§ Given request
State the number of lines that hold the string "ANOMALY", with nothing added.

§ Data
------------------------------------

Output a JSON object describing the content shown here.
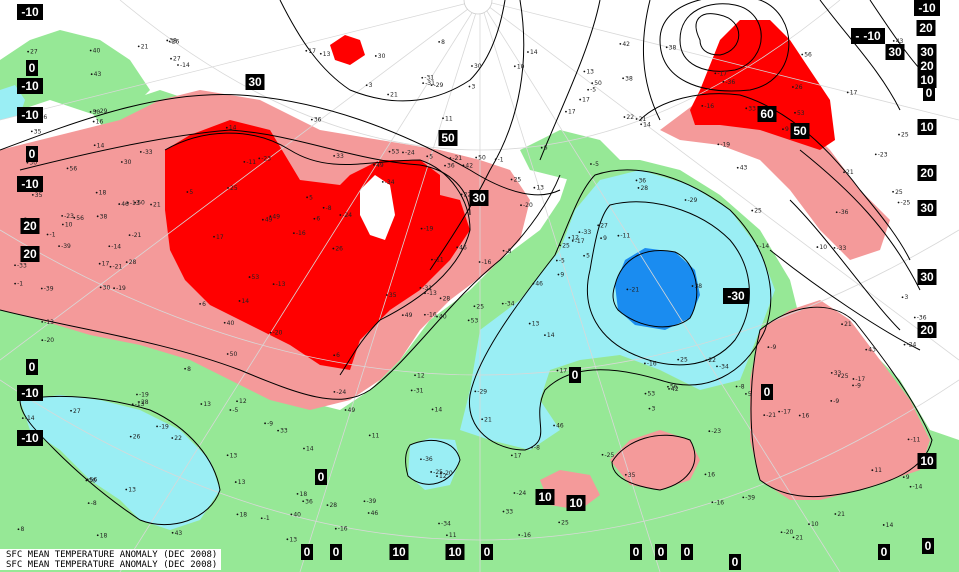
{
  "caption": {
    "line1": "SFC MEAN TEMPERATURE ANOMALY (DEC 2008)",
    "line2": "SFC MEAN TEMPERATURE ANOMALY (DEC 2008)"
  },
  "legend_colors": {
    "strong_positive": "#ff0000",
    "positive": "#f49a9a",
    "neutral_land": "#96e896",
    "negative": "#9aeef4",
    "strong_negative": "#1a8cf0",
    "water": "#ffffff"
  },
  "contour_labels": [
    {
      "id": "tl-10a",
      "value": "-10"
    },
    {
      "id": "l-0a",
      "value": "0"
    },
    {
      "id": "l-10b",
      "value": "-10"
    },
    {
      "id": "l-10c",
      "value": "-10"
    },
    {
      "id": "l-0b",
      "value": "0"
    },
    {
      "id": "l-10d",
      "value": "-10"
    },
    {
      "id": "l-20a",
      "value": "20"
    },
    {
      "id": "l-20b",
      "value": "20"
    },
    {
      "id": "l-0c",
      "value": "0"
    },
    {
      "id": "l-10e",
      "value": "-10"
    },
    {
      "id": "l-10f",
      "value": "-10"
    },
    {
      "id": "c-30a",
      "value": "30"
    },
    {
      "id": "c-50",
      "value": "50"
    },
    {
      "id": "c-30b",
      "value": "30"
    },
    {
      "id": "ne-60",
      "value": "60"
    },
    {
      "id": "ne-50",
      "value": "50"
    },
    {
      "id": "e-30c",
      "value": "-30"
    },
    {
      "id": "c-0d",
      "value": "0"
    },
    {
      "id": "c-0e",
      "value": "0"
    },
    {
      "id": "s-0f",
      "value": "0"
    },
    {
      "id": "s-10a",
      "value": "10"
    },
    {
      "id": "s-10b",
      "value": "10"
    },
    {
      "id": "r-10top",
      "value": "-10"
    },
    {
      "id": "r-20top",
      "value": "20"
    },
    {
      "id": "r-10mid",
      "value": "-10"
    },
    {
      "id": "r-30top",
      "value": "30"
    },
    {
      "id": "r-30b",
      "value": "30"
    },
    {
      "id": "r-20c",
      "value": "20"
    },
    {
      "id": "r-10d",
      "value": "10"
    },
    {
      "id": "r-0top",
      "value": "0"
    },
    {
      "id": "r-10e",
      "value": "10"
    },
    {
      "id": "r-20d",
      "value": "20"
    },
    {
      "id": "r-30e",
      "value": "30"
    },
    {
      "id": "r-30f",
      "value": "30"
    },
    {
      "id": "r-20g",
      "value": "20"
    },
    {
      "id": "r-10h",
      "value": "10"
    },
    {
      "id": "b-0a",
      "value": "0"
    },
    {
      "id": "b-0b",
      "value": "0"
    },
    {
      "id": "b-10a",
      "value": "10"
    },
    {
      "id": "b-10b",
      "value": "10"
    },
    {
      "id": "b-0c",
      "value": "0"
    },
    {
      "id": "b-0d",
      "value": "0"
    },
    {
      "id": "b-0e",
      "value": "0"
    },
    {
      "id": "b-0f",
      "value": "0"
    },
    {
      "id": "b-0g",
      "value": "0"
    },
    {
      "id": "b-0h",
      "value": "0"
    },
    {
      "id": "b-0i",
      "value": "0"
    },
    {
      "id": "e-60l",
      "value": "-10"
    },
    {
      "id": "ne-30x",
      "value": "-30"
    }
  ],
  "station_values": [
    "53",
    "30",
    "-13",
    "56",
    "25",
    "33",
    "38",
    "50",
    "21",
    "46",
    "-14",
    "14",
    "28",
    "25",
    "49",
    "36",
    "43",
    "5",
    "-20",
    "-19",
    "-24",
    "-8",
    "13",
    "-21",
    "-17",
    "-34",
    "-33",
    "-29",
    "-39",
    "-16",
    "-25",
    "-31",
    "-36",
    "-11",
    "-23",
    "-16",
    "-9",
    "10",
    "11",
    "22",
    "14",
    "6",
    "17",
    "3",
    "-1",
    "8",
    "-5",
    "18",
    "12",
    "9",
    "26",
    "21",
    "16",
    "42",
    "35",
    "13",
    "27",
    "40",
    "17"
  ]
}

------------------------------------

§ Finished exercise
2